**Goal of the exercise**.
Write the material out again, line by line, exactly as it is.

------------------------------------------------------------

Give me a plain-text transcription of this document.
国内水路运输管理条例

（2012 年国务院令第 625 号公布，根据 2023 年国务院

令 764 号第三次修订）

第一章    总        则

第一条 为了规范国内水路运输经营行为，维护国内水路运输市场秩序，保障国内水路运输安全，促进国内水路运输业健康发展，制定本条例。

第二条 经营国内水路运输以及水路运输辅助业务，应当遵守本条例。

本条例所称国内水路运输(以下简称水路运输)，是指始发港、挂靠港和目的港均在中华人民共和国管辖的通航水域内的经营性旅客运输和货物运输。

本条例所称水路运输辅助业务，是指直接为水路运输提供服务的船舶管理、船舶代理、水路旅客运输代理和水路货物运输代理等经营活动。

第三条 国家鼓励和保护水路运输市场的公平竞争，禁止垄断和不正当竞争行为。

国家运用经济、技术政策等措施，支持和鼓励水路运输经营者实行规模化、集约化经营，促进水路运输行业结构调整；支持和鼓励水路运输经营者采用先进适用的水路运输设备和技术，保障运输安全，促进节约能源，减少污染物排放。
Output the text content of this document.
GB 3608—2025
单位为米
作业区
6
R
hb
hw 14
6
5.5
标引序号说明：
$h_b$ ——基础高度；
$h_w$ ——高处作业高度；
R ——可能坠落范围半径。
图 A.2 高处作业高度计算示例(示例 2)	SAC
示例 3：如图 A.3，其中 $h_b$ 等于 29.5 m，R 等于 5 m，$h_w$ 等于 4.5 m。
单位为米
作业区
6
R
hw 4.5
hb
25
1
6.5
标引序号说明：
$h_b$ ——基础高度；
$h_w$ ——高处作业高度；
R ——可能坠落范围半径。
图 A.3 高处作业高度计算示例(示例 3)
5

------------------------------------------------------------

**Output of the exercise**.
Give me a plain-text transcription of this document.
国内水路运输管理条例

（2012 年国务院令第 625 号公布，根据 2023 年国务院

令 764 号第三次修订）

第一章    总        则

第一条 为了规范国内水路运输经营行为，维护国内水路运输市场秩序，保障国内水路运输安全，促进国内水路运输业健康发展，制定本条例。

第二条 经营国内水路运输以及水路运输辅助业务，应当遵守本条例。

本条例所称国内水路运输(以下简称水路运输)，是指始发港、挂靠港和目的港均在中华人民共和国管辖的通航水域内的经营性旅客运输和货物运输。

本条例所称水路运输辅助业务，是指直接为水路运输提供服务的船舶管理、船舶代理、水路旅客运输代理和水路货物运输代理等经营活动。

第三条 国家鼓励和保护水路运输市场的公平竞争，禁止垄断和不正当竞争行为。

国家运用经济、技术政策等措施，支持和鼓励水路运输经营者实行规模化、集约化经营，促进水路运输行业结构调整；支持和鼓励水路运输经营者采用先进适用的水路运输设备和技术，保障运输安全，促进节约能源，减少污染物排放。
Output the text content of this document.
GB 3608—2025
单位为米
作业区
6
R
hb
hw 14
6
5.5
标引序号说明：
$h_b$ ——基础高度；
$h_w$ ——高处作业高度；
R ——可能坠落范围半径。
图 A.2 高处作业高度计算示例(示例 2)	SAC
示例 3：如图 A.3，其中 $h_b$ 等于 29.5 m，R 等于 5 m，$h_w$ 等于 4.5 m。
单位为米
作业区
6
R
hw 4.5
hb
25
1
6.5
标引序号说明：
$h_b$ ——基础高度；
$h_w$ ——高处作业高度；
R ——可能坠落范围半径。
图 A.3 高处作业高度计算示例(示例 3)
5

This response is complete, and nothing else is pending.